## What to work on
Count, in the entries, the lines with "name". Answer with the number only.
begin Extracted data
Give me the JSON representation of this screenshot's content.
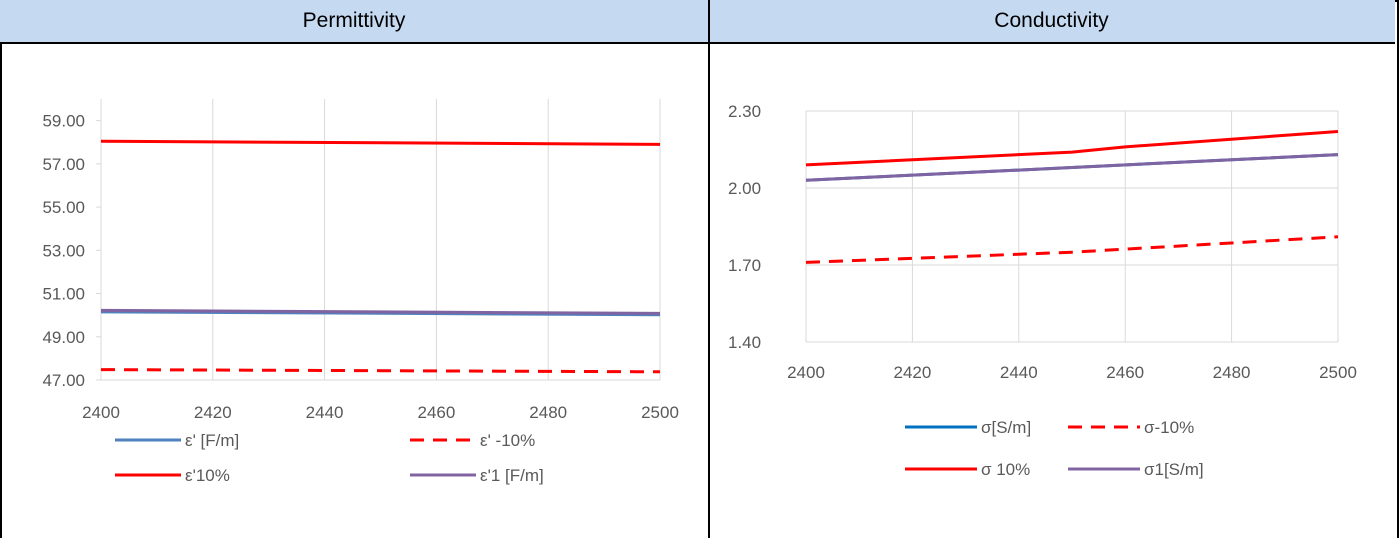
{
  "panels": {
    "left_title": "Permittivity",
    "right_title": "Conductivity"
  },
  "chart_data": [
    {
      "type": "line",
      "title": "",
      "xlim": [
        2400,
        2500
      ],
      "ylim": [
        47,
        60
      ],
      "x_ticks": [
        "2400",
        "2420",
        "2440",
        "2460",
        "2480",
        "2500"
      ],
      "y_ticks": [
        "47.00",
        "49.00",
        "51.00",
        "53.00",
        "55.00",
        "57.00",
        "59.00"
      ],
      "grid": "vertical",
      "legend_placement": "bottom",
      "series": [
        {
          "name": "ε' [F/m]",
          "color": "#4f81bd",
          "dash": "solid",
          "x": [
            2400,
            2500
          ],
          "y": [
            50.15,
            50.02
          ]
        },
        {
          "name": "ε' -10%",
          "color": "#ff0000",
          "dash": "dashed",
          "x": [
            2400,
            2500
          ],
          "y": [
            47.48,
            47.38
          ]
        },
        {
          "name": "ε'10%",
          "color": "#ff0000",
          "dash": "solid",
          "x": [
            2400,
            2500
          ],
          "y": [
            58.05,
            57.9
          ]
        },
        {
          "name": "ε'1 [F/m]",
          "color": "#8064a2",
          "dash": "solid",
          "x": [
            2400,
            2500
          ],
          "y": [
            50.22,
            50.08
          ]
        }
      ]
    },
    {
      "type": "line",
      "title": "",
      "xlim": [
        2400,
        2500
      ],
      "ylim": [
        1.4,
        2.3
      ],
      "x_ticks": [
        "2400",
        "2420",
        "2440",
        "2460",
        "2480",
        "2500"
      ],
      "y_ticks": [
        "1.40",
        "1.70",
        "2.00",
        "2.30"
      ],
      "grid": "both",
      "legend_placement": "bottom",
      "series": [
        {
          "name": "σ[S/m]",
          "color": "#0070c0",
          "dash": "solid",
          "x": [
            2400,
            2450,
            2500
          ],
          "y": [
            2.03,
            2.08,
            2.13
          ]
        },
        {
          "name": "σ-10%",
          "color": "#ff0000",
          "dash": "dashed",
          "x": [
            2400,
            2450,
            2500
          ],
          "y": [
            1.71,
            1.75,
            1.81
          ]
        },
        {
          "name": "σ 10%",
          "color": "#ff0000",
          "dash": "solid",
          "x": [
            2400,
            2450,
            2460,
            2500
          ],
          "y": [
            2.09,
            2.14,
            2.16,
            2.22
          ]
        },
        {
          "name": "σ1[S/m]",
          "color": "#8064a2",
          "dash": "solid",
          "x": [
            2400,
            2450,
            2500
          ],
          "y": [
            2.03,
            2.08,
            2.13
          ]
        }
      ]
    }
  ]
}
end Extracted data
## Right answer
8